[Records for processing]
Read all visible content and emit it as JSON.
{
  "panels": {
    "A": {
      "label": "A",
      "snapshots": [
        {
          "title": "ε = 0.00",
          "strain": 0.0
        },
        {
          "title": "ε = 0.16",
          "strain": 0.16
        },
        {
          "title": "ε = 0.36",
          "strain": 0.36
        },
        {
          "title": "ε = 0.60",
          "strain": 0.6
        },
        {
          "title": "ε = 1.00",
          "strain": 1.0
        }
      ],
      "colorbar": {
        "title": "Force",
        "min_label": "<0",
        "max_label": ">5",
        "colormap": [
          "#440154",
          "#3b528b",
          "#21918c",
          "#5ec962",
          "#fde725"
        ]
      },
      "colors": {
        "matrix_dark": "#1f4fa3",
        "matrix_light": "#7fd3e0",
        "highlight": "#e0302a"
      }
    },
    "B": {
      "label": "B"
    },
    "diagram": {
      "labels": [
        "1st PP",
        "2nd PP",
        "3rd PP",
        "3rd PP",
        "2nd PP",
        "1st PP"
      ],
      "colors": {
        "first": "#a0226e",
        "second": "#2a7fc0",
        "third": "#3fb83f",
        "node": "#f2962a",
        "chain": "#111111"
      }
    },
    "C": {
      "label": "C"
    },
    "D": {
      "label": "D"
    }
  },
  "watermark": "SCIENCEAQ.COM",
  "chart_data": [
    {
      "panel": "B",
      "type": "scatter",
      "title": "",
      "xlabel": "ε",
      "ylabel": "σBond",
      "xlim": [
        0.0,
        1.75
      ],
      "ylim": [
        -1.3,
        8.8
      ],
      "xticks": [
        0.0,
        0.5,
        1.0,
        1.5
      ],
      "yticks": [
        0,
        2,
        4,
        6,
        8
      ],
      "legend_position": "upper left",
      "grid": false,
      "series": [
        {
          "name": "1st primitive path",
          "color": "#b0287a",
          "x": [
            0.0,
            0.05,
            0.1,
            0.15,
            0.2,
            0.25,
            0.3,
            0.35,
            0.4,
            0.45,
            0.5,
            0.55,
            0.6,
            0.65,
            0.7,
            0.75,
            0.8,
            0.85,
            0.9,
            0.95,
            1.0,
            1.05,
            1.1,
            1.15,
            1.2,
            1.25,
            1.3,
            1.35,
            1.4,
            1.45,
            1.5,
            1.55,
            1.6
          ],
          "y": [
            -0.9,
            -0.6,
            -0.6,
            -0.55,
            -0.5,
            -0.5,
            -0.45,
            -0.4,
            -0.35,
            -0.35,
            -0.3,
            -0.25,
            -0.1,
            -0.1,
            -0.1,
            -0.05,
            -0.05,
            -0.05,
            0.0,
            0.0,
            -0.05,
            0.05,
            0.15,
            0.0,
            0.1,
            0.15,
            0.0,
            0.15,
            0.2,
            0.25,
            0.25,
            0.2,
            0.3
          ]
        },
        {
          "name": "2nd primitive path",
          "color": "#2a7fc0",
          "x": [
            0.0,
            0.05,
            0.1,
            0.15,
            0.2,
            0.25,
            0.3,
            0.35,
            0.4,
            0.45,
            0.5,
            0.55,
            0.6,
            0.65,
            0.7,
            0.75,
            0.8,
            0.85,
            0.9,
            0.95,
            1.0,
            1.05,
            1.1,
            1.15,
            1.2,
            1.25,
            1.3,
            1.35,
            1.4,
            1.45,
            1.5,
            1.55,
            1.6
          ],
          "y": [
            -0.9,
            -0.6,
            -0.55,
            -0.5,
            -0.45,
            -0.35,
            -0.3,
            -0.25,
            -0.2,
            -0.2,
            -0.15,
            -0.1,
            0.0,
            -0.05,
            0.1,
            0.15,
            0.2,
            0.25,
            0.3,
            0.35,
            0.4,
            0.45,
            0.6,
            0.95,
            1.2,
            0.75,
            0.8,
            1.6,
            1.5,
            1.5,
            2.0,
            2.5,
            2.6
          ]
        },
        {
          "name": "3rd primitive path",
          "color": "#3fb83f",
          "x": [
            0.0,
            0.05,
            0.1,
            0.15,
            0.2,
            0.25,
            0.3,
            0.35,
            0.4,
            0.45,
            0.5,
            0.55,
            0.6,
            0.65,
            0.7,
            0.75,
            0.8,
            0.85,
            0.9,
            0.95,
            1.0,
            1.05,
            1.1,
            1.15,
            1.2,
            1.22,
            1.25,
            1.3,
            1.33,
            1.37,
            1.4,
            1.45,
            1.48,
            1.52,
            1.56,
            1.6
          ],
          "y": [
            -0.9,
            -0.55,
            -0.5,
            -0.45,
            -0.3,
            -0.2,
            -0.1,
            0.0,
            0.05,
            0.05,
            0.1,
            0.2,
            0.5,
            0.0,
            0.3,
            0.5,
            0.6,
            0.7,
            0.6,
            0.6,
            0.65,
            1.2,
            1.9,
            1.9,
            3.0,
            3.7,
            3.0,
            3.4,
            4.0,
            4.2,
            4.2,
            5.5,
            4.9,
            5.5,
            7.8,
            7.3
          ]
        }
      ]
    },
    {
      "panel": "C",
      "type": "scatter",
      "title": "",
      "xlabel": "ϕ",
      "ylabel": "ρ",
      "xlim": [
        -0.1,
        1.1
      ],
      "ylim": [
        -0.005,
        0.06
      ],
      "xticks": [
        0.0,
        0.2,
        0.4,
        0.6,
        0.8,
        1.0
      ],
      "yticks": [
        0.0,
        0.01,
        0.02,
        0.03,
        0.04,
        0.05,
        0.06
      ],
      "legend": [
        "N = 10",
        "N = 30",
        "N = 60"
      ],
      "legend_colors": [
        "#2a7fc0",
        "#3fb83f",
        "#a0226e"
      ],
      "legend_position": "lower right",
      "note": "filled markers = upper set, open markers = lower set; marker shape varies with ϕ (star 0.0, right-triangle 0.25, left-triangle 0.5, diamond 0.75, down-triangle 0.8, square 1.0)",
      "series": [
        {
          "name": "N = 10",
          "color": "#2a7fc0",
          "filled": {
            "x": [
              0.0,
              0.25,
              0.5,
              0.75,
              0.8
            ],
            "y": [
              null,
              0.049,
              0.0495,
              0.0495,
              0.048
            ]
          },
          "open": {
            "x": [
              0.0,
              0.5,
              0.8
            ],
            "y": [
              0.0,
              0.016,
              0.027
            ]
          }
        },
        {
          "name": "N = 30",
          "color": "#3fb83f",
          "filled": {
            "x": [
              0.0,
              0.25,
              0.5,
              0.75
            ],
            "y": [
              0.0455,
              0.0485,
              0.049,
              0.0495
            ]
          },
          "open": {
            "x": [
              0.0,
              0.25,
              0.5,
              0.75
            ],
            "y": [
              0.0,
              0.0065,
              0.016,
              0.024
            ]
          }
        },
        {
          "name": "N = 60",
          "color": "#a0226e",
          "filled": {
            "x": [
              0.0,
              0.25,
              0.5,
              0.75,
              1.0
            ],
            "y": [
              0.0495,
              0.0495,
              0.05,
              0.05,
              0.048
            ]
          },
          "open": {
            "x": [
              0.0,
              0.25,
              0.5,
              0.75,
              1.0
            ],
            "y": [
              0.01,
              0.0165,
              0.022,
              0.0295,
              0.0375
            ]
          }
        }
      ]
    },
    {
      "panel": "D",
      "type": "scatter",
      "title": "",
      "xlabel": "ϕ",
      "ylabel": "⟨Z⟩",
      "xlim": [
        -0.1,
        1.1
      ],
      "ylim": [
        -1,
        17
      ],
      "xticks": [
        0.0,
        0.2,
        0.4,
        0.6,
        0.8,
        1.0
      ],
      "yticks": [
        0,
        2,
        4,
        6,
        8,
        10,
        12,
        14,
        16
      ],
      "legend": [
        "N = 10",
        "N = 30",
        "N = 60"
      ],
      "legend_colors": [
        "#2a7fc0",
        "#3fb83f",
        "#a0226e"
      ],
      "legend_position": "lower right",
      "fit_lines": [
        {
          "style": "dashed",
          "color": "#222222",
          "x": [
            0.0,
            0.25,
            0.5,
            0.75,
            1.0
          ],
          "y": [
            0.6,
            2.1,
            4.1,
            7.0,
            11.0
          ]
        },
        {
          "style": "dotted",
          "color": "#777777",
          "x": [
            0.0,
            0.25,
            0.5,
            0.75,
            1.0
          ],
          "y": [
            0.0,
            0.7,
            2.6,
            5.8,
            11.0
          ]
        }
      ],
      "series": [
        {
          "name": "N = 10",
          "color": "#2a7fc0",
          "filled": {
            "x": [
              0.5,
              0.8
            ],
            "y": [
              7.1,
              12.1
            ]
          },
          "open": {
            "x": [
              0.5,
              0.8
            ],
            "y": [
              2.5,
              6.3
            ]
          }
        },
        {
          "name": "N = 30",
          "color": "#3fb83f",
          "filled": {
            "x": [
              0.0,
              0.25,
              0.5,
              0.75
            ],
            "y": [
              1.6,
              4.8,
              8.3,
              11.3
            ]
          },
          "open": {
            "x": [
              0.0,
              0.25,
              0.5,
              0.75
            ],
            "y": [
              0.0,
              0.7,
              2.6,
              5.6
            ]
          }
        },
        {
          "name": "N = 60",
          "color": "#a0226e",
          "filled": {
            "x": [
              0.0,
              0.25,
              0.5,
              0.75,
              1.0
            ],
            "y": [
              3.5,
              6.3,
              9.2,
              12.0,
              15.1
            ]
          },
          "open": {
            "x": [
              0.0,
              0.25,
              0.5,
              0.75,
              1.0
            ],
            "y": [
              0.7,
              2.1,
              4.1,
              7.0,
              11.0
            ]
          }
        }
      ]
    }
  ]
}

[Your goal] Copy every line above that holds the word "path".

[Answer to the task]
          "name": "1st primitive path",
          "name": "2nd primitive path",
          "name": "3rd primitive path",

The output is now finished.